### Entries:
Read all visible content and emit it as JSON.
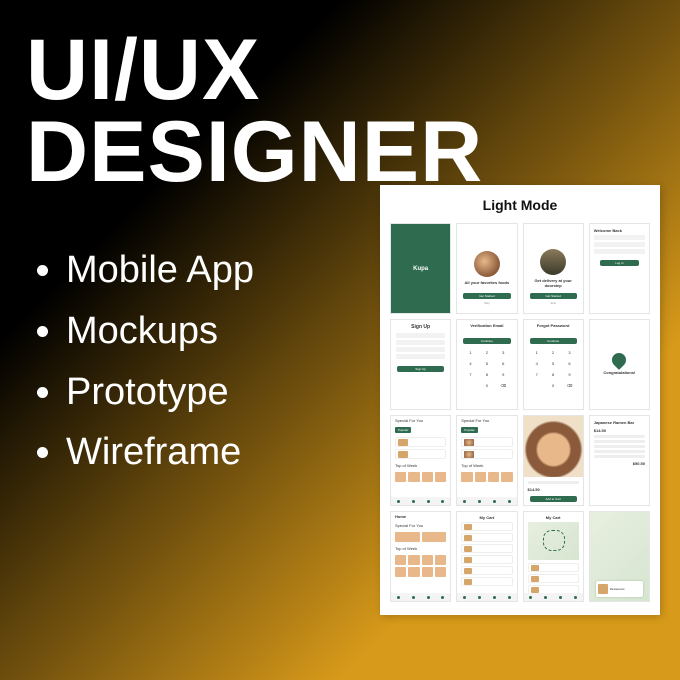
{
  "heading": {
    "line1": "UI/UX",
    "line2": "DESIGNER"
  },
  "bullets": [
    "Mobile App",
    "Mockups",
    "Prototype",
    "Wireframe"
  ],
  "panel": {
    "title": "Light Mode"
  },
  "screens": {
    "s1": "Kupa",
    "s2": {
      "title": "All your\nfavorites foods",
      "btn": "Get Started",
      "skip": "Skip"
    },
    "s3": {
      "title": "Get delivery at your\ndoorstep",
      "btn": "Get Started",
      "skip": "Skip"
    },
    "s4": {
      "title": "Welcome Back",
      "btn": "Log In"
    },
    "s5": {
      "title": "Sign Up",
      "btn": "Sign Up"
    },
    "s6": {
      "title": "Verification Email",
      "btn": "Continue"
    },
    "s7": {
      "title": "Forgot Password",
      "btn": "Continue"
    },
    "s8": {
      "title": "Congratulations!"
    },
    "s9": {
      "title": "Special For You",
      "badge": "Popular",
      "sec": "Top of Week"
    },
    "s10": {
      "title": "Special For You",
      "badge": "Popular",
      "sec": "Top of Week"
    },
    "s11": {
      "price": "$14.50",
      "btn": "Add to Cart"
    },
    "s12": {
      "title": "Japanese Ramen Bar",
      "price": "$14.50",
      "total": "$50.50"
    },
    "s13": {
      "title": "Home",
      "sec": "Special For You",
      "sec2": "Top of Week"
    },
    "s14": {
      "title": "My Cart"
    },
    "s15": {
      "title": "My Cart"
    },
    "s16": {
      "place": "Restaurant"
    }
  }
}
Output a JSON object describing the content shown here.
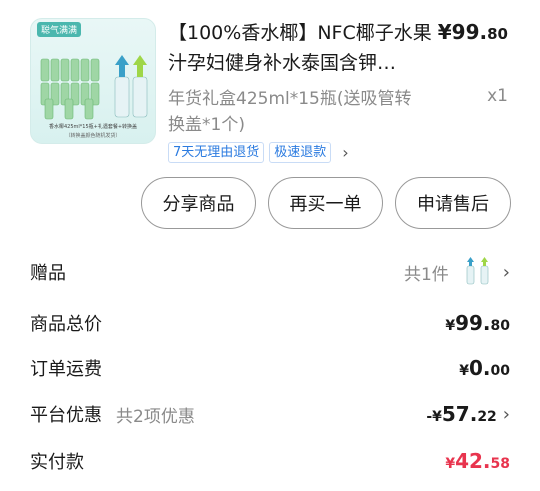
{
  "product": {
    "brand_badge": "聪气满满",
    "image_caption": "香水椰425ml*15瓶+礼遇套餐+转换盖",
    "image_caption2": "（转换盖颜色随机发货）",
    "title": "【100%香水椰】NFC椰子水果汁孕妇健身补水泰国含钾…",
    "price_int": "¥99.",
    "price_dec": "80",
    "spec": "年货礼盒425ml*15瓶(送吸管转换盖*1个)",
    "qty": "x1",
    "tags": [
      "7天无理由退货",
      "极速退款"
    ],
    "tag_arrow": "chevron-right-icon"
  },
  "actions": {
    "share": "分享商品",
    "rebuy": "再买一单",
    "after_sale": "申请售后"
  },
  "summary": {
    "gift_label": "赠品",
    "gift_count": "共1件",
    "goods_total_label": "商品总价",
    "goods_total_sym": "¥",
    "goods_total_int": "99.",
    "goods_total_dec": "80",
    "shipping_label": "订单运费",
    "shipping_sym": "¥",
    "shipping_int": "0.",
    "shipping_dec": "00",
    "discount_label": "平台优惠",
    "discount_sub": "共2项优惠",
    "discount_sym": "-¥",
    "discount_int": "57.",
    "discount_dec": "22",
    "paid_label": "实付款",
    "paid_sym": "¥",
    "paid_int": "42.",
    "paid_dec": "58"
  },
  "colors": {
    "accent_red": "#e8344e",
    "tag_blue": "#2b7be0",
    "thumb_teal": "#4bb7ae"
  }
}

### What the task requires:
Select the lines from the entries that include the word "content".

### Complete answer:
Read all visible content and emit it as JSON.
Output a JSON object describing the content shown here.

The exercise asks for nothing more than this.